§ **Task brief**
Retype the whole listing verbatim and keep the pictures out of it.

§ **Material shown**
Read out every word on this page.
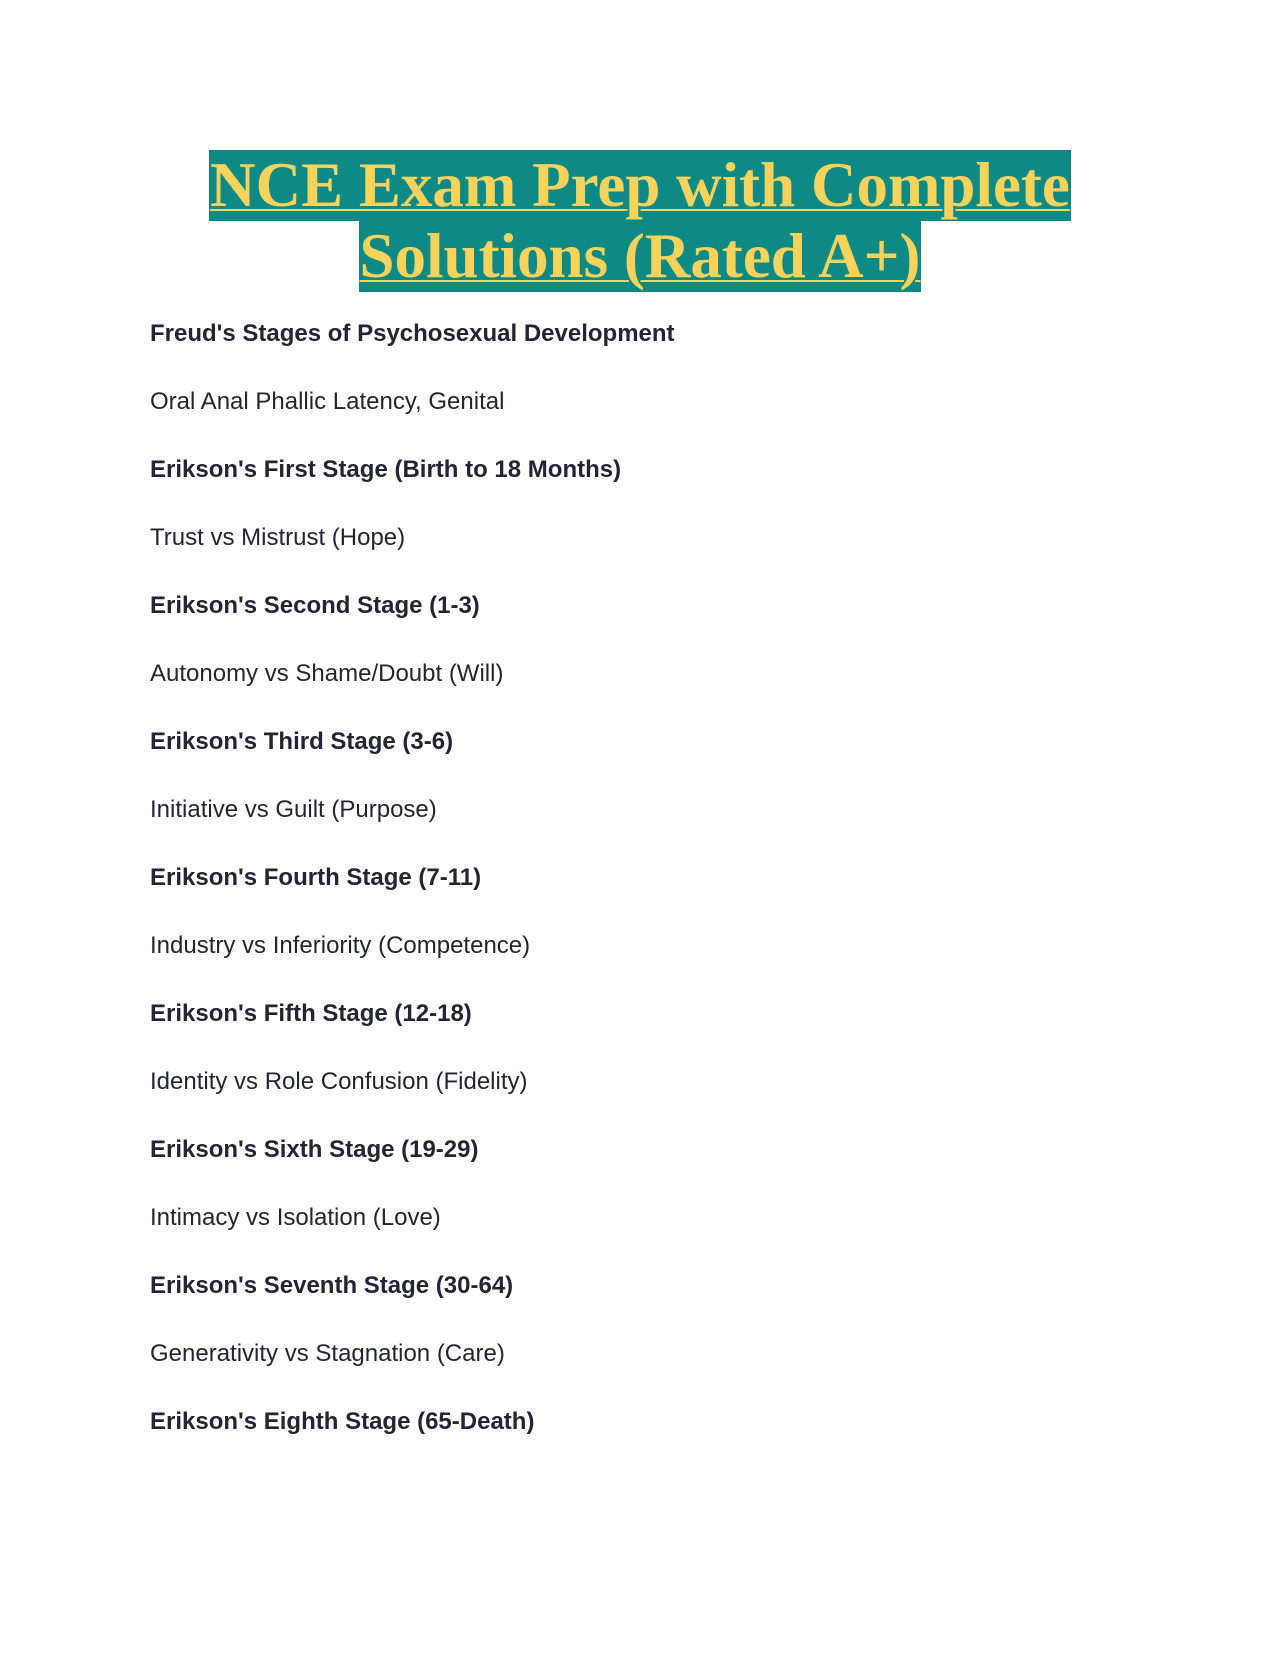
NCE Exam Prep with Complete
Solutions (Rated A+)

Freud's Stages of Psychosexual Development

Oral Anal Phallic Latency, Genital

Erikson's First Stage (Birth to 18 Months)

Trust vs Mistrust (Hope)

Erikson's Second Stage (1-3)

Autonomy vs Shame/Doubt (Will)

Erikson's Third Stage (3-6)

Initiative vs Guilt (Purpose)

Erikson's Fourth Stage (7-11)

Industry vs Inferiority (Competence)

Erikson's Fifth Stage (12-18)

Identity vs Role Confusion (Fidelity)

Erikson's Sixth Stage (19-29)

Intimacy vs Isolation (Love)

Erikson's Seventh Stage (30-64)

Generativity vs Stagnation (Care)

Erikson's Eighth Stage (65-Death)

§ **Task output**
Read out every word on this page.
NCE Exam Prep with Complete
Solutions (Rated A+)

Freud's Stages of Psychosexual Development

Oral Anal Phallic Latency, Genital

Erikson's First Stage (Birth to 18 Months)

Trust vs Mistrust (Hope)

Erikson's Second Stage (1-3)

Autonomy vs Shame/Doubt (Will)

Erikson's Third Stage (3-6)

Initiative vs Guilt (Purpose)

Erikson's Fourth Stage (7-11)

Industry vs Inferiority (Competence)

Erikson's Fifth Stage (12-18)

Identity vs Role Confusion (Fidelity)

Erikson's Sixth Stage (19-29)

Intimacy vs Isolation (Love)

Erikson's Seventh Stage (30-64)

Generativity vs Stagnation (Care)

Erikson's Eighth Stage (65-Death)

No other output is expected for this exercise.